Reproduce all entries word for word.

*Data provided*:
^^^^
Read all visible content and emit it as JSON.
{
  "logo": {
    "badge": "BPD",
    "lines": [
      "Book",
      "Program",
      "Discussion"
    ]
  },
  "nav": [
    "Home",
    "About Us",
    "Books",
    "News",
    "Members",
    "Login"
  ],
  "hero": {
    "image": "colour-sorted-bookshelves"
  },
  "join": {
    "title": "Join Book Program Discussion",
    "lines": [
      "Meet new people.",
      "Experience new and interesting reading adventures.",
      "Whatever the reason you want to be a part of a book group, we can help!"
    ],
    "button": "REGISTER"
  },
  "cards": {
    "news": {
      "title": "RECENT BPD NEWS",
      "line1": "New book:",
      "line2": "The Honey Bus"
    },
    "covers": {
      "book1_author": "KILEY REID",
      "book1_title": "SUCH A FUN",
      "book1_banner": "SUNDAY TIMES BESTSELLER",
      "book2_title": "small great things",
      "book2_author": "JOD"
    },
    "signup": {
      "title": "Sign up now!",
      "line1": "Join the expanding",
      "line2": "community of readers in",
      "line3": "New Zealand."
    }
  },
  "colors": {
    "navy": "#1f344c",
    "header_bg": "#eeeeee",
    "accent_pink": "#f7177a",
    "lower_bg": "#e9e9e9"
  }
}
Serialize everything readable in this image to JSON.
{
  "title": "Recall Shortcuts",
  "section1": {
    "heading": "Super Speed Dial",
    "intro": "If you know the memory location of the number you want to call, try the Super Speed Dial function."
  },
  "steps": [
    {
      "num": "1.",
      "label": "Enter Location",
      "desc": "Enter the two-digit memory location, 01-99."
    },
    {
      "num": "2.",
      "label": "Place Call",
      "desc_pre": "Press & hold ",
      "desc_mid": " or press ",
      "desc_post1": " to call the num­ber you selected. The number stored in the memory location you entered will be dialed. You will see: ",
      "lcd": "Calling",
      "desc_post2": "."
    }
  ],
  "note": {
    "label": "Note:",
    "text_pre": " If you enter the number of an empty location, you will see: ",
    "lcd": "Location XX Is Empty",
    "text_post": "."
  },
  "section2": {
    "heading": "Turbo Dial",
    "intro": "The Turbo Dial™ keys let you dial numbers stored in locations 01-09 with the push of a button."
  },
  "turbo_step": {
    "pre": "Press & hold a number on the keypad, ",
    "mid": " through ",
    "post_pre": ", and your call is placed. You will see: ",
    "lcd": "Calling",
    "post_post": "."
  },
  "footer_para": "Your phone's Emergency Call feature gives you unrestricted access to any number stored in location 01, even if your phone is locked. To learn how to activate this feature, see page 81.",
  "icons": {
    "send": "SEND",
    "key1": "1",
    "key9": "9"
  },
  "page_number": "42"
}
^^^^
*The output*:
Read all visible content and emit it as JSON.
{
  "logo": {
    "badge": "BPD",
    "lines": [
      "Book",
      "Program",
      "Discussion"
    ]
  },
  "nav": [
    "Home",
    "About Us",
    "Books",
    "News",
    "Members",
    "Login"
  ],
  "hero": {
    "image": "colour-sorted-bookshelves"
  },
  "join": {
    "title": "Join Book Program Discussion",
    "lines": [
      "Meet new people.",
      "Experience new and interesting reading adventures.",
      "Whatever the reason you want to be a part of a book group, we can help!"
    ],
    "button": "REGISTER"
  },
  "cards": {
    "news": {
      "title": "RECENT BPD NEWS",
      "line1": "New book:",
      "line2": "The Honey Bus"
    },
    "covers": {
      "book1_author": "KILEY REID",
      "book1_title": "SUCH A FUN",
      "book1_banner": "SUNDAY TIMES BESTSELLER",
      "book2_title": "small great things",
      "book2_author": "JOD"
    },
    "signup": {
      "title": "Sign up now!",
      "line1": "Join the expanding",
      "line2": "community of readers in",
      "line3": "New Zealand."
    }
  },
  "colors": {
    "navy": "#1f344c",
    "header_bg": "#eeeeee",
    "accent_pink": "#f7177a",
    "lower_bg": "#e9e9e9"
  }
}
Serialize everything readable in this image to JSON.
{
  "title": "Recall Shortcuts",
  "section1": {
    "heading": "Super Speed Dial",
    "intro": "If you know the memory location of the number you want to call, try the Super Speed Dial function."
  },
  "steps": [
    {
      "num": "1.",
      "label": "Enter Location",
      "desc": "Enter the two-digit memory location, 01-99."
    },
    {
      "num": "2.",
      "label": "Place Call",
      "desc_pre": "Press & hold ",
      "desc_mid": " or press ",
      "desc_post1": " to call the num­ber you selected. The number stored in the memory location you entered will be dialed. You will see: ",
      "lcd": "Calling",
      "desc_post2": "."
    }
  ],
  "note": {
    "label": "Note:",
    "text_pre": " If you enter the number of an empty location, you will see: ",
    "lcd": "Location XX Is Empty",
    "text_post": "."
  },
  "section2": {
    "heading": "Turbo Dial",
    "intro": "The Turbo Dial™ keys let you dial numbers stored in locations 01-09 with the push of a button."
  },
  "turbo_step": {
    "pre": "Press & hold a number on the keypad, ",
    "mid": " through ",
    "post_pre": ", and your call is placed. You will see: ",
    "lcd": "Calling",
    "post_post": "."
  },
  "footer_para": "Your phone's Emergency Call feature gives you unrestricted access to any number stored in location 01, even if your phone is locked. To learn how to activate this feature, see page 81.",
  "icons": {
    "send": "SEND",
    "key1": "1",
    "key9": "9"
  },
  "page_number": "42"
}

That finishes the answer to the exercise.